### DIRECTION
Locate each line with the string "sehr" in the listing below and copy it.
------ RECORDS TO USE ------
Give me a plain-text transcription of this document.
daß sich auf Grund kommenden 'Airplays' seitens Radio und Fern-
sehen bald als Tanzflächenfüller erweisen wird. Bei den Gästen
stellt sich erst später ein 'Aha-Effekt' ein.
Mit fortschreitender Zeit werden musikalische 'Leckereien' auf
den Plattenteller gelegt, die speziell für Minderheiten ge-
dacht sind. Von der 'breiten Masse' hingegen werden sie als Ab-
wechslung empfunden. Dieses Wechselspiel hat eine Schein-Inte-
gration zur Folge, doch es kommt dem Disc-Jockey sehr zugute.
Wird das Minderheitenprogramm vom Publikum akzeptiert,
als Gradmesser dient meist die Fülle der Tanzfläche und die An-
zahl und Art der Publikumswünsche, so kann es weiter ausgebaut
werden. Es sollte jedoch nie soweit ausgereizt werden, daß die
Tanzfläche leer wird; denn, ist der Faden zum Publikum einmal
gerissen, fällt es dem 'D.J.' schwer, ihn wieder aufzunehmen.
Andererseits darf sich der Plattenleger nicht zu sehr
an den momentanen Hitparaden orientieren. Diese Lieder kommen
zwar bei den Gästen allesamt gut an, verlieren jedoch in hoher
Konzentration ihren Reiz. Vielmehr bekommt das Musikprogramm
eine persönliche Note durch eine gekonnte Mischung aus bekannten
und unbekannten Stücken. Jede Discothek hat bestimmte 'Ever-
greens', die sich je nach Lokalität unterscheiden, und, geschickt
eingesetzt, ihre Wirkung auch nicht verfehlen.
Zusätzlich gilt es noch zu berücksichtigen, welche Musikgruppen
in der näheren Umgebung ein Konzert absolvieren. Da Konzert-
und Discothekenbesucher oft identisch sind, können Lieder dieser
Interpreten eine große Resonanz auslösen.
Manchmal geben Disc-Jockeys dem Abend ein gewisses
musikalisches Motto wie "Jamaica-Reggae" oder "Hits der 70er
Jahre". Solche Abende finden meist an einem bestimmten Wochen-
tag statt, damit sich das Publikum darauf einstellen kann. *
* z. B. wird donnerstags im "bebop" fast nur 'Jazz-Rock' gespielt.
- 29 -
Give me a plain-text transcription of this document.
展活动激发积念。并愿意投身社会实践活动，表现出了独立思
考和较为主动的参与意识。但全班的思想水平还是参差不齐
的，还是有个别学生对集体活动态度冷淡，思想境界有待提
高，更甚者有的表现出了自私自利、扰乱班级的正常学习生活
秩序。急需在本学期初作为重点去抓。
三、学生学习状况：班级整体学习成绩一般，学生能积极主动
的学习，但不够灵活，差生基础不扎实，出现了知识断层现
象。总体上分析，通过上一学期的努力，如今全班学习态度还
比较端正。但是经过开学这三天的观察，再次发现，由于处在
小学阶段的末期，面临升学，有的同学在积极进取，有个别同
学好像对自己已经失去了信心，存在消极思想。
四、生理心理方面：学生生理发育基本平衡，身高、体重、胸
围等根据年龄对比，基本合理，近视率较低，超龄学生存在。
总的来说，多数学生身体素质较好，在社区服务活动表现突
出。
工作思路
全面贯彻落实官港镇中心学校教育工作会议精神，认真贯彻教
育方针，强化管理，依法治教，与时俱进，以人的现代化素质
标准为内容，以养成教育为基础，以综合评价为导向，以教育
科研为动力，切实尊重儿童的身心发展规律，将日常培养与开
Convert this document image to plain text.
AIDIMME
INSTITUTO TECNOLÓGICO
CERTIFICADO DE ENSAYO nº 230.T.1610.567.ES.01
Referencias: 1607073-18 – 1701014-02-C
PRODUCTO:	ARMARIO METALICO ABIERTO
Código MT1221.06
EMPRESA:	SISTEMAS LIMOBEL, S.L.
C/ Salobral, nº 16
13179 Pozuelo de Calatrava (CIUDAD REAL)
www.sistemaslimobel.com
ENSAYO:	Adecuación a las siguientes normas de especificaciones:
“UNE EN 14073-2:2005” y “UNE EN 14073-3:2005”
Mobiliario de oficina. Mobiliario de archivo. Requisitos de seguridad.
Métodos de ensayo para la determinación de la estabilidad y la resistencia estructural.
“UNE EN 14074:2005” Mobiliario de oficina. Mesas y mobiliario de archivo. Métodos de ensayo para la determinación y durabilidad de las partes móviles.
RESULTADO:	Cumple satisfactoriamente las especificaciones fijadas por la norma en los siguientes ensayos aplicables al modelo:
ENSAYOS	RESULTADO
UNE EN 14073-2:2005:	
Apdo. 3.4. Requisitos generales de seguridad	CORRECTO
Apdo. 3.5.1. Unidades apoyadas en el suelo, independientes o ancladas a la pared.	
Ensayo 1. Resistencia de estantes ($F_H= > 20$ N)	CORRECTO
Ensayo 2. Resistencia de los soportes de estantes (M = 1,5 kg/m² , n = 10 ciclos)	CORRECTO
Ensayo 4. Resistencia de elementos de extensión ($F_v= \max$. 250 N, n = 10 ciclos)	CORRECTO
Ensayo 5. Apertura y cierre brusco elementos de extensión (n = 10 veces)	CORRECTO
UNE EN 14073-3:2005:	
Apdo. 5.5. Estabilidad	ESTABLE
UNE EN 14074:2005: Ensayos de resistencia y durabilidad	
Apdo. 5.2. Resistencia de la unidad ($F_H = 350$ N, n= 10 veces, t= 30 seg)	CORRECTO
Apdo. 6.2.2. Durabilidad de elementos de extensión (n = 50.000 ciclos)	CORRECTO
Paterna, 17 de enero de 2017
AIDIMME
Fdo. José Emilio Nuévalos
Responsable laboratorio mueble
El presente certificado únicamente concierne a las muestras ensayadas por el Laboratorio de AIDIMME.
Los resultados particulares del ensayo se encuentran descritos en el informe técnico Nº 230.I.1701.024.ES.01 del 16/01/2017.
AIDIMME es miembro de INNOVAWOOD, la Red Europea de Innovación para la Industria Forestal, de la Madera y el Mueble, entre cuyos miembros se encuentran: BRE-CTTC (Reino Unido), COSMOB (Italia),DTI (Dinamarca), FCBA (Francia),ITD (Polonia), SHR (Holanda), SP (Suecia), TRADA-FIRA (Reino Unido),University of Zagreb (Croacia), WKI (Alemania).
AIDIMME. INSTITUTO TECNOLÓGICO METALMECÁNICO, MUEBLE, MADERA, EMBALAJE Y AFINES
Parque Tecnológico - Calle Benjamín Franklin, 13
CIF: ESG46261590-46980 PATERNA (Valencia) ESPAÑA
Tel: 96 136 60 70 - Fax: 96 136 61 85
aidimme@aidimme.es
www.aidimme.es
------
### RIGHT ANSWER
gration zur Folge, doch es kommt dem Disc-Jockey sehr zugute.
Andererseits darf sich der Plattenleger nicht zu sehr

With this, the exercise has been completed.